— START OF DATA IN THIS EXERCISE —
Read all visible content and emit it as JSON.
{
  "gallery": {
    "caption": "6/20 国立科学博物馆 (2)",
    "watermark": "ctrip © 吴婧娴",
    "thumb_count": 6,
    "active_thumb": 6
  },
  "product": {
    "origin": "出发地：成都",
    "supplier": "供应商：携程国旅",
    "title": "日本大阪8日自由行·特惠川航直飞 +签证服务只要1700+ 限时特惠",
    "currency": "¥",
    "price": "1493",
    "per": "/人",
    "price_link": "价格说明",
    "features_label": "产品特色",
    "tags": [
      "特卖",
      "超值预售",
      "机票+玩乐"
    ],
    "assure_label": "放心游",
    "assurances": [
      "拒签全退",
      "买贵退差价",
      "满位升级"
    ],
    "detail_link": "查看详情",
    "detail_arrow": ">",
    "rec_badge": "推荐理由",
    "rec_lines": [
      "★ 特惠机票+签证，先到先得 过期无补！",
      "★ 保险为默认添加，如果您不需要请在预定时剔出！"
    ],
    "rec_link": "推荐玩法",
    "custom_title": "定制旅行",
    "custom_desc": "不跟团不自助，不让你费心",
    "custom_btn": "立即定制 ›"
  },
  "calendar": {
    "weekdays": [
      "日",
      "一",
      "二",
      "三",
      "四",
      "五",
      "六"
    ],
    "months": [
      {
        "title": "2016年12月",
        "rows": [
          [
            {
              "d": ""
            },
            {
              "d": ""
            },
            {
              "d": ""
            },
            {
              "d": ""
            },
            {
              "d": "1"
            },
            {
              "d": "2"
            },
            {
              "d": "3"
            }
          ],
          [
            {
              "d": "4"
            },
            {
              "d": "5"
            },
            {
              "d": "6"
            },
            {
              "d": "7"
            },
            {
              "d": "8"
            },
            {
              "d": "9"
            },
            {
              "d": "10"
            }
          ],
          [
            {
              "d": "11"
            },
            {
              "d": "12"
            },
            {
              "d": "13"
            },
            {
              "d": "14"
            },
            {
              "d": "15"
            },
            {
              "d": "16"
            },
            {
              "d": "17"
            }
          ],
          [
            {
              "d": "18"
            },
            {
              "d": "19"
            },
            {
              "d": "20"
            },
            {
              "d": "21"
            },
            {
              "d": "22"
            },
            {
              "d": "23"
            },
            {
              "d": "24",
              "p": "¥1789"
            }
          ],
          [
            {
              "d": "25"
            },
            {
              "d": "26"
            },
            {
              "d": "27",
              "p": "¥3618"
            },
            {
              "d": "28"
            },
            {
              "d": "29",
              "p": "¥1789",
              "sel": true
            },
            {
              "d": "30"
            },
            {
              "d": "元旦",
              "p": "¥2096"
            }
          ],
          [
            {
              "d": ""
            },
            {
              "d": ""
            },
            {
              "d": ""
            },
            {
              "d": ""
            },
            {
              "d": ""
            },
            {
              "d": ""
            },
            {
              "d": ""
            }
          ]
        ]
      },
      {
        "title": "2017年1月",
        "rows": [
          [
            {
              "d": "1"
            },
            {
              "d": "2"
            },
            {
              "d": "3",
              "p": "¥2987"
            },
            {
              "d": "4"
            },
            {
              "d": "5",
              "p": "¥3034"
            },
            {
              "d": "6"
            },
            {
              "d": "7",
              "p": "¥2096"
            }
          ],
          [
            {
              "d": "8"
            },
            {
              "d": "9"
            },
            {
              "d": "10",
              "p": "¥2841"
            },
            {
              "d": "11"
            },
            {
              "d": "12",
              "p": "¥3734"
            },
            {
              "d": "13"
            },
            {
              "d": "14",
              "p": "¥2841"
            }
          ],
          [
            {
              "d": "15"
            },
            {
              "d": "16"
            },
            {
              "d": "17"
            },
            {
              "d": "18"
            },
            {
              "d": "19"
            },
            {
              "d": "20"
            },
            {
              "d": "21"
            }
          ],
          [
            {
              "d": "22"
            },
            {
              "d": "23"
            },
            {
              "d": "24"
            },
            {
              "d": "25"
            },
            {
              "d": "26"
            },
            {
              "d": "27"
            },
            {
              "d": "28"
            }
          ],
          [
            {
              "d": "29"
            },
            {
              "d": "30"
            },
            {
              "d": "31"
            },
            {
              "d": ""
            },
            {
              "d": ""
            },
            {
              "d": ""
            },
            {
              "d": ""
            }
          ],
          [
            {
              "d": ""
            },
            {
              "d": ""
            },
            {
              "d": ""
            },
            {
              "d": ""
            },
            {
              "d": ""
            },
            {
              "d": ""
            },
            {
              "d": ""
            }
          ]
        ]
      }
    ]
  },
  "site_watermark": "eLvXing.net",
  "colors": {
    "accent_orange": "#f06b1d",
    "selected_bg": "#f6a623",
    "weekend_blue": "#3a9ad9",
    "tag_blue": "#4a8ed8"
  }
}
— END OF DATA IN THIS EXERCISE —
■ TASK REQUIREMENTS:
Reproduce the material above without altering a single character.

■ RIGHT ANSWER:
Read all visible content and emit it as JSON.
{
  "gallery": {
    "caption": "6/20 国立科学博物馆 (2)",
    "watermark": "ctrip © 吴婧娴",
    "thumb_count": 6,
    "active_thumb": 6
  },
  "product": {
    "origin": "出发地：成都",
    "supplier": "供应商：携程国旅",
    "title": "日本大阪8日自由行·特惠川航直飞 +签证服务只要1700+ 限时特惠",
    "currency": "¥",
    "price": "1493",
    "per": "/人",
    "price_link": "价格说明",
    "features_label": "产品特色",
    "tags": [
      "特卖",
      "超值预售",
      "机票+玩乐"
    ],
    "assure_label": "放心游",
    "assurances": [
      "拒签全退",
      "买贵退差价",
      "满位升级"
    ],
    "detail_link": "查看详情",
    "detail_arrow": ">",
    "rec_badge": "推荐理由",
    "rec_lines": [
      "★ 特惠机票+签证，先到先得 过期无补！",
      "★ 保险为默认添加，如果您不需要请在预定时剔出！"
    ],
    "rec_link": "推荐玩法",
    "custom_title": "定制旅行",
    "custom_desc": "不跟团不自助，不让你费心",
    "custom_btn": "立即定制 ›"
  },
  "calendar": {
    "weekdays": [
      "日",
      "一",
      "二",
      "三",
      "四",
      "五",
      "六"
    ],
    "months": [
      {
        "title": "2016年12月",
        "rows": [
          [
            {
              "d": ""
            },
            {
              "d": ""
            },
            {
              "d": ""
            },
            {
              "d": ""
            },
            {
              "d": "1"
            },
            {
              "d": "2"
            },
            {
              "d": "3"
            }
          ],
          [
            {
              "d": "4"
            },
            {
              "d": "5"
            },
            {
              "d": "6"
            },
            {
              "d": "7"
            },
            {
              "d": "8"
            },
            {
              "d": "9"
            },
            {
              "d": "10"
            }
          ],
          [
            {
              "d": "11"
            },
            {
              "d": "12"
            },
            {
              "d": "13"
            },
            {
              "d": "14"
            },
            {
              "d": "15"
            },
            {
              "d": "16"
            },
            {
              "d": "17"
            }
          ],
          [
            {
              "d": "18"
            },
            {
              "d": "19"
            },
            {
              "d": "20"
            },
            {
              "d": "21"
            },
            {
              "d": "22"
            },
            {
              "d": "23"
            },
            {
              "d": "24",
              "p": "¥1789"
            }
          ],
          [
            {
              "d": "25"
            },
            {
              "d": "26"
            },
            {
              "d": "27",
              "p": "¥3618"
            },
            {
              "d": "28"
            },
            {
              "d": "29",
              "p": "¥1789",
              "sel": true
            },
            {
              "d": "30"
            },
            {
              "d": "元旦",
              "p": "¥2096"
            }
          ],
          [
            {
              "d": ""
            },
            {
              "d": ""
            },
            {
              "d": ""
            },
            {
              "d": ""
            },
            {
              "d": ""
            },
            {
              "d": ""
            },
            {
              "d": ""
            }
          ]
        ]
      },
      {
        "title": "2017年1月",
        "rows": [
          [
            {
              "d": "1"
            },
            {
              "d": "2"
            },
            {
              "d": "3",
              "p": "¥2987"
            },
            {
              "d": "4"
            },
            {
              "d": "5",
              "p": "¥3034"
            },
            {
              "d": "6"
            },
            {
              "d": "7",
              "p": "¥2096"
            }
          ],
          [
            {
              "d": "8"
            },
            {
              "d": "9"
            },
            {
              "d": "10",
              "p": "¥2841"
            },
            {
              "d": "11"
            },
            {
              "d": "12",
              "p": "¥3734"
            },
            {
              "d": "13"
            },
            {
              "d": "14",
              "p": "¥2841"
            }
          ],
          [
            {
              "d": "15"
            },
            {
              "d": "16"
            },
            {
              "d": "17"
            },
            {
              "d": "18"
            },
            {
              "d": "19"
            },
            {
              "d": "20"
            },
            {
              "d": "21"
            }
          ],
          [
            {
              "d": "22"
            },
            {
              "d": "23"
            },
            {
              "d": "24"
            },
            {
              "d": "25"
            },
            {
              "d": "26"
            },
            {
              "d": "27"
            },
            {
              "d": "28"
            }
          ],
          [
            {
              "d": "29"
            },
            {
              "d": "30"
            },
            {
              "d": "31"
            },
            {
              "d": ""
            },
            {
              "d": ""
            },
            {
              "d": ""
            },
            {
              "d": ""
            }
          ],
          [
            {
              "d": ""
            },
            {
              "d": ""
            },
            {
              "d": ""
            },
            {
              "d": ""
            },
            {
              "d": ""
            },
            {
              "d": ""
            },
            {
              "d": ""
            }
          ]
        ]
      }
    ]
  },
  "site_watermark": "eLvXing.net",
  "colors": {
    "accent_orange": "#f06b1d",
    "selected_bg": "#f6a623",
    "weekend_blue": "#3a9ad9",
    "tag_blue": "#4a8ed8"
  }
}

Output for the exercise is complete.